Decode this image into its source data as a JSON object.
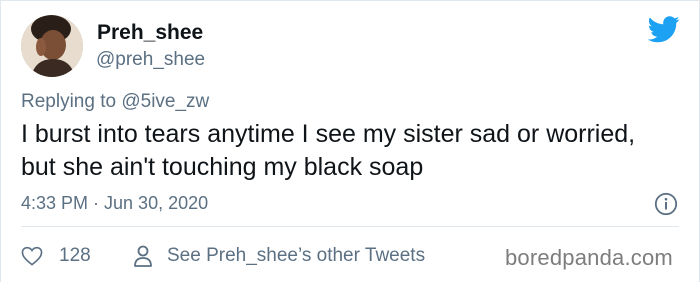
{
  "user": {
    "display_name": "Preh_shee",
    "handle": "@preh_shee"
  },
  "reply": {
    "prefix": "Replying to ",
    "mention": "@5ive_zw"
  },
  "tweet": {
    "text": "I burst into tears anytime I see my sister sad or worried, but she ain't touching my black soap",
    "timestamp": "4:33 PM · Jun 30, 2020"
  },
  "actions": {
    "likes_count": "128",
    "see_other_label": "See Preh_shee’s other Tweets"
  },
  "watermark": "boredpanda.com",
  "icons": {
    "brand": "twitter-bird-icon",
    "info": "info-icon",
    "like": "heart-icon",
    "profile": "person-icon"
  },
  "colors": {
    "brand_blue": "#1da1f2",
    "secondary_text": "#5b7083",
    "primary_text": "#0f1419"
  }
}
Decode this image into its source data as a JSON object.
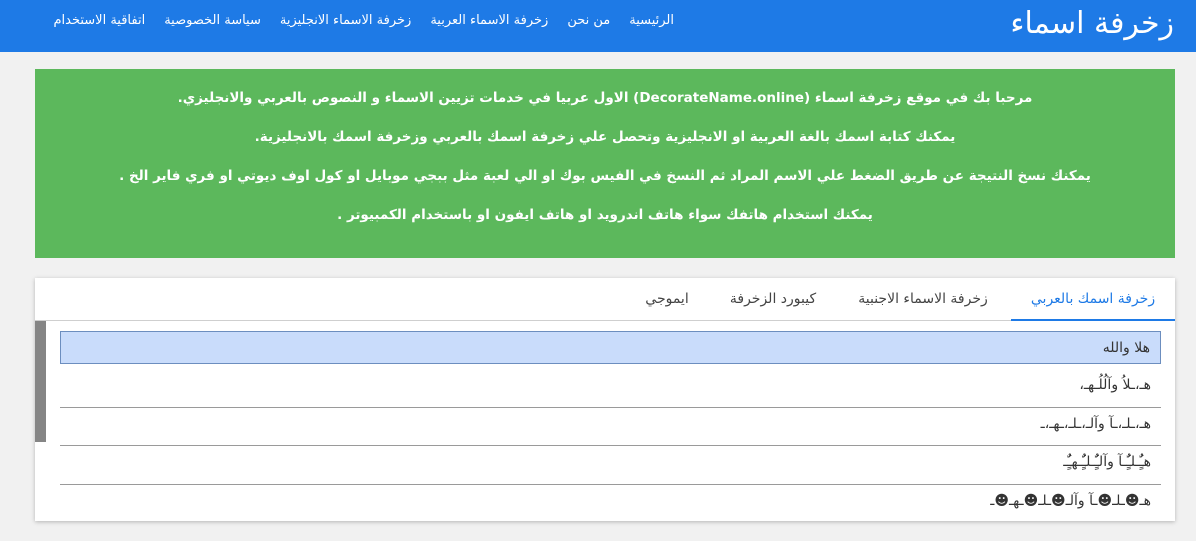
{
  "navbar": {
    "brand": "زخرفة اسماء",
    "links": [
      {
        "label": "الرئيسية"
      },
      {
        "label": "من نحن"
      },
      {
        "label": "زخرفة الاسماء العربية"
      },
      {
        "label": "زخرفة الاسماء الانجليزية"
      },
      {
        "label": "سياسة الخصوصية"
      },
      {
        "label": "اتفاقية الاستخدام"
      }
    ],
    "color": "#1e7ae6"
  },
  "intro": {
    "color": "#5cb85c",
    "lines": [
      "مرحبا بك في موقع زخرفة اسماء (DecorateName.online) الاول عربيا في خدمات تزيين الاسماء و النصوص بالعربي والانجليزي.",
      "يمكنك كتابة اسمك بالغة العربية او الانجليزية وتحصل علي زخرفة اسمك بالعربي وزخرفة اسمك بالانجليزية.",
      "يمكنك نسخ النتيجة عن طريق الضغط علي الاسم المراد ثم النسخ في الفيس بوك او الي لعبة مثل ببجي موبايل او كول اوف ديوتي او فري فاير الخ .",
      "يمكنك استخدام هاتفك سواء هاتف اندرويد او هاتف ايفون او باستخدام الكمبيوتر ."
    ]
  },
  "tabs": [
    {
      "label": "زخرفة اسمك بالعربي",
      "active": true
    },
    {
      "label": "زخرفة الاسماء الاجنبية",
      "active": false
    },
    {
      "label": "كيبورد الزخرفة",
      "active": false
    },
    {
      "label": "ايموجي",
      "active": false
    }
  ],
  "results": [
    "هلا والله",
    "هـ،ـلاُ وآلُلُـهـ،",
    "هـ،ـلـ،ـآ وآلـ،ـلـ،ـهـ،ـ",
    "هـٌٍُـلـٌٍُـآ وآلـٌٍُـلـٌٍُـهـٌٍُـ",
    "هـ☻ـلـ☻ـآ وآلـ☻ـلـ☻ـهـ☻ـ"
  ],
  "selected_color": "#c9dcfb"
}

========

▶ [Aim of the task]:
Transcribe the entries above verbatim, omitting their pictures.

▶ [Right answer]:
Decode this image into its source data as a JSON object.
{
  "user": {
    "display_name": "Preh_shee",
    "handle": "@preh_shee"
  },
  "reply": {
    "prefix": "Replying to ",
    "mention": "@5ive_zw"
  },
  "tweet": {
    "text": "I burst into tears anytime I see my sister sad or worried, but she ain't touching my black soap",
    "timestamp": "4:33 PM · Jun 30, 2020"
  },
  "actions": {
    "likes_count": "128",
    "see_other_label": "See Preh_shee’s other Tweets"
  },
  "watermark": "boredpanda.com",
  "icons": {
    "brand": "twitter-bird-icon",
    "info": "info-icon",
    "like": "heart-icon",
    "profile": "person-icon"
  },
  "colors": {
    "brand_blue": "#1da1f2",
    "secondary_text": "#5b7083",
    "primary_text": "#0f1419"
  }
}
Decode this image into its source data as a JSON object.
{
  "navbar": {
    "brand": "زخرفة اسماء",
    "links": [
      {
        "label": "الرئيسية"
      },
      {
        "label": "من نحن"
      },
      {
        "label": "زخرفة الاسماء العربية"
      },
      {
        "label": "زخرفة الاسماء الانجليزية"
      },
      {
        "label": "سياسة الخصوصية"
      },
      {
        "label": "اتفاقية الاستخدام"
      }
    ],
    "color": "#1e7ae6"
  },
  "intro": {
    "color": "#5cb85c",
    "lines": [
      "مرحبا بك في موقع زخرفة اسماء (DecorateName.online) الاول عربيا في خدمات تزيين الاسماء و النصوص بالعربي والانجليزي.",
      "يمكنك كتابة اسمك بالغة العربية او الانجليزية وتحصل علي زخرفة اسمك بالعربي وزخرفة اسمك بالانجليزية.",
      "يمكنك نسخ النتيجة عن طريق الضغط علي الاسم المراد ثم النسخ في الفيس بوك او الي لعبة مثل ببجي موبايل او كول اوف ديوتي او فري فاير الخ .",
      "يمكنك استخدام هاتفك سواء هاتف اندرويد او هاتف ايفون او باستخدام الكمبيوتر ."
    ]
  },
  "tabs": [
    {
      "label": "زخرفة اسمك بالعربي",
      "active": true
    },
    {
      "label": "زخرفة الاسماء الاجنبية",
      "active": false
    },
    {
      "label": "كيبورد الزخرفة",
      "active": false
    },
    {
      "label": "ايموجي",
      "active": false
    }
  ],
  "results": [
    "هلا والله",
    "هـ،ـلاُ وآلُلُـهـ،",
    "هـ،ـلـ،ـآ وآلـ،ـلـ،ـهـ،ـ",
    "هـٌٍُـلـٌٍُـآ وآلـٌٍُـلـٌٍُـهـٌٍُـ",
    "هـ☻ـلـ☻ـآ وآلـ☻ـلـ☻ـهـ☻ـ"
  ],
  "selected_color": "#c9dcfb"
}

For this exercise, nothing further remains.